Your task is to repeat the entries word for word while leaving out the pictures.

**********

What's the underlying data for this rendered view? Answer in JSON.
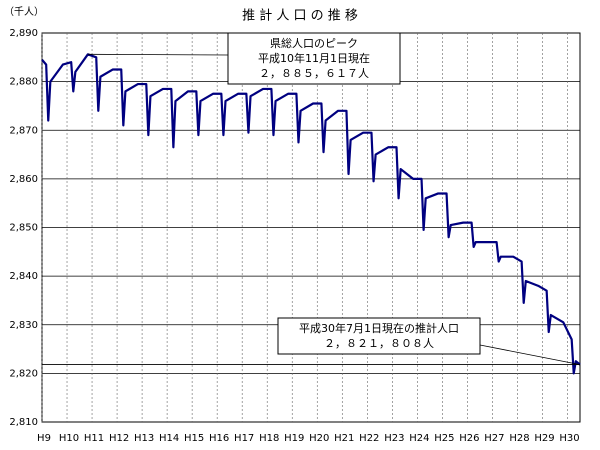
{
  "chart_data": {
    "type": "line",
    "title": "推 計 人 口 の 推 移",
    "y_label": "（千人）",
    "x": [
      0,
      2,
      3,
      4,
      10,
      14,
      15,
      16,
      22,
      26,
      27,
      28,
      34,
      38,
      39,
      40,
      46,
      50,
      51,
      52,
      58,
      62,
      63,
      64,
      70,
      74,
      75,
      76,
      82,
      86,
      87,
      88,
      94,
      98,
      99,
      100,
      106,
      110,
      111,
      112,
      118,
      122,
      123,
      124,
      130,
      134,
      135,
      136,
      142,
      146,
      147,
      148,
      154,
      158,
      159,
      160,
      166,
      170,
      171,
      172,
      178,
      182,
      183,
      184,
      190,
      194,
      195,
      196,
      202,
      206,
      207,
      208,
      214,
      218,
      219,
      220,
      226,
      230,
      231,
      232,
      238,
      242,
      243,
      244,
      250,
      254,
      255,
      256,
      258
    ],
    "series": [
      {
        "name": "推計人口",
        "color": "#000080",
        "values": [
          2884.5,
          2883.5,
          2872,
          2880,
          2883.5,
          2884,
          2878,
          2882,
          2885.617,
          2885,
          2874,
          2881,
          2882.5,
          2882.5,
          2871,
          2878,
          2879.5,
          2879.5,
          2869,
          2877,
          2878.5,
          2878.5,
          2866.5,
          2876,
          2878,
          2878,
          2869,
          2876,
          2877.5,
          2877.5,
          2869,
          2876,
          2877.5,
          2877.5,
          2869.5,
          2877,
          2878.5,
          2878.5,
          2869,
          2876,
          2877.5,
          2877.5,
          2867.5,
          2874,
          2875.5,
          2875.5,
          2865.5,
          2872,
          2874,
          2874,
          2861,
          2868,
          2869.5,
          2869.5,
          2859.5,
          2865,
          2866.5,
          2866.5,
          2856,
          2862,
          2860,
          2860,
          2849.5,
          2856,
          2857,
          2857,
          2848,
          2850.5,
          2851,
          2851,
          2846,
          2847,
          2847,
          2847,
          2843,
          2844,
          2844,
          2843,
          2834.5,
          2839,
          2838,
          2837,
          2828.5,
          2832,
          2830.5,
          2827,
          2820,
          2822.5,
          2821.808
        ]
      }
    ],
    "xlim": [
      0,
      258
    ],
    "xticks": [
      {
        "value": 0,
        "label": "H9"
      },
      {
        "value": 12,
        "label": "H10"
      },
      {
        "value": 24,
        "label": "H11"
      },
      {
        "value": 36,
        "label": "H12"
      },
      {
        "value": 48,
        "label": "H13"
      },
      {
        "value": 60,
        "label": "H14"
      },
      {
        "value": 72,
        "label": "H15"
      },
      {
        "value": 84,
        "label": "H16"
      },
      {
        "value": 96,
        "label": "H17"
      },
      {
        "value": 108,
        "label": "H18"
      },
      {
        "value": 120,
        "label": "H19"
      },
      {
        "value": 132,
        "label": "H20"
      },
      {
        "value": 144,
        "label": "H21"
      },
      {
        "value": 156,
        "label": "H22"
      },
      {
        "value": 168,
        "label": "H23"
      },
      {
        "value": 180,
        "label": "H24"
      },
      {
        "value": 192,
        "label": "H25"
      },
      {
        "value": 204,
        "label": "H26"
      },
      {
        "value": 216,
        "label": "H27"
      },
      {
        "value": 228,
        "label": "H28"
      },
      {
        "value": 240,
        "label": "H29"
      },
      {
        "value": 252,
        "label": "H30"
      }
    ],
    "ylim": [
      2810,
      2890
    ],
    "yticks": [
      {
        "value": 2810,
        "label": "2,810"
      },
      {
        "value": 2820,
        "label": "2,820"
      },
      {
        "value": 2830,
        "label": "2,830"
      },
      {
        "value": 2840,
        "label": "2,840"
      },
      {
        "value": 2850,
        "label": "2,850"
      },
      {
        "value": 2860,
        "label": "2,860"
      },
      {
        "value": 2870,
        "label": "2,870"
      },
      {
        "value": 2880,
        "label": "2,880"
      },
      {
        "value": 2890,
        "label": "2,890"
      }
    ],
    "grid": true,
    "annotations": [
      {
        "lines": [
          "県総人口のピーク",
          "平成10年11月1日現在",
          "２，８８５，６１７人"
        ]
      },
      {
        "lines": [
          "平成30年7月1日現在の推計人口",
          "２，８２１，８０８人"
        ]
      }
    ]
  }
}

**********

» **Answer in full**
What's the underlying data for this rendered view? Answer in JSON.
{
  "chart_data": {
    "type": "line",
    "title": "推 計 人 口 の 推 移",
    "y_label": "（千人）",
    "x": [
      0,
      2,
      3,
      4,
      10,
      14,
      15,
      16,
      22,
      26,
      27,
      28,
      34,
      38,
      39,
      40,
      46,
      50,
      51,
      52,
      58,
      62,
      63,
      64,
      70,
      74,
      75,
      76,
      82,
      86,
      87,
      88,
      94,
      98,
      99,
      100,
      106,
      110,
      111,
      112,
      118,
      122,
      123,
      124,
      130,
      134,
      135,
      136,
      142,
      146,
      147,
      148,
      154,
      158,
      159,
      160,
      166,
      170,
      171,
      172,
      178,
      182,
      183,
      184,
      190,
      194,
      195,
      196,
      202,
      206,
      207,
      208,
      214,
      218,
      219,
      220,
      226,
      230,
      231,
      232,
      238,
      242,
      243,
      244,
      250,
      254,
      255,
      256,
      258
    ],
    "series": [
      {
        "name": "推計人口",
        "color": "#000080",
        "values": [
          2884.5,
          2883.5,
          2872,
          2880,
          2883.5,
          2884,
          2878,
          2882,
          2885.617,
          2885,
          2874,
          2881,
          2882.5,
          2882.5,
          2871,
          2878,
          2879.5,
          2879.5,
          2869,
          2877,
          2878.5,
          2878.5,
          2866.5,
          2876,
          2878,
          2878,
          2869,
          2876,
          2877.5,
          2877.5,
          2869,
          2876,
          2877.5,
          2877.5,
          2869.5,
          2877,
          2878.5,
          2878.5,
          2869,
          2876,
          2877.5,
          2877.5,
          2867.5,
          2874,
          2875.5,
          2875.5,
          2865.5,
          2872,
          2874,
          2874,
          2861,
          2868,
          2869.5,
          2869.5,
          2859.5,
          2865,
          2866.5,
          2866.5,
          2856,
          2862,
          2860,
          2860,
          2849.5,
          2856,
          2857,
          2857,
          2848,
          2850.5,
          2851,
          2851,
          2846,
          2847,
          2847,
          2847,
          2843,
          2844,
          2844,
          2843,
          2834.5,
          2839,
          2838,
          2837,
          2828.5,
          2832,
          2830.5,
          2827,
          2820,
          2822.5,
          2821.808
        ]
      }
    ],
    "xlim": [
      0,
      258
    ],
    "xticks": [
      {
        "value": 0,
        "label": "H9"
      },
      {
        "value": 12,
        "label": "H10"
      },
      {
        "value": 24,
        "label": "H11"
      },
      {
        "value": 36,
        "label": "H12"
      },
      {
        "value": 48,
        "label": "H13"
      },
      {
        "value": 60,
        "label": "H14"
      },
      {
        "value": 72,
        "label": "H15"
      },
      {
        "value": 84,
        "label": "H16"
      },
      {
        "value": 96,
        "label": "H17"
      },
      {
        "value": 108,
        "label": "H18"
      },
      {
        "value": 120,
        "label": "H19"
      },
      {
        "value": 132,
        "label": "H20"
      },
      {
        "value": 144,
        "label": "H21"
      },
      {
        "value": 156,
        "label": "H22"
      },
      {
        "value": 168,
        "label": "H23"
      },
      {
        "value": 180,
        "label": "H24"
      },
      {
        "value": 192,
        "label": "H25"
      },
      {
        "value": 204,
        "label": "H26"
      },
      {
        "value": 216,
        "label": "H27"
      },
      {
        "value": 228,
        "label": "H28"
      },
      {
        "value": 240,
        "label": "H29"
      },
      {
        "value": 252,
        "label": "H30"
      }
    ],
    "ylim": [
      2810,
      2890
    ],
    "yticks": [
      {
        "value": 2810,
        "label": "2,810"
      },
      {
        "value": 2820,
        "label": "2,820"
      },
      {
        "value": 2830,
        "label": "2,830"
      },
      {
        "value": 2840,
        "label": "2,840"
      },
      {
        "value": 2850,
        "label": "2,850"
      },
      {
        "value": 2860,
        "label": "2,860"
      },
      {
        "value": 2870,
        "label": "2,870"
      },
      {
        "value": 2880,
        "label": "2,880"
      },
      {
        "value": 2890,
        "label": "2,890"
      }
    ],
    "grid": true,
    "annotations": [
      {
        "lines": [
          "県総人口のピーク",
          "平成10年11月1日現在",
          "２，８８５，６１７人"
        ]
      },
      {
        "lines": [
          "平成30年7月1日現在の推計人口",
          "２，８２１，８０８人"
        ]
      }
    ]
  }
}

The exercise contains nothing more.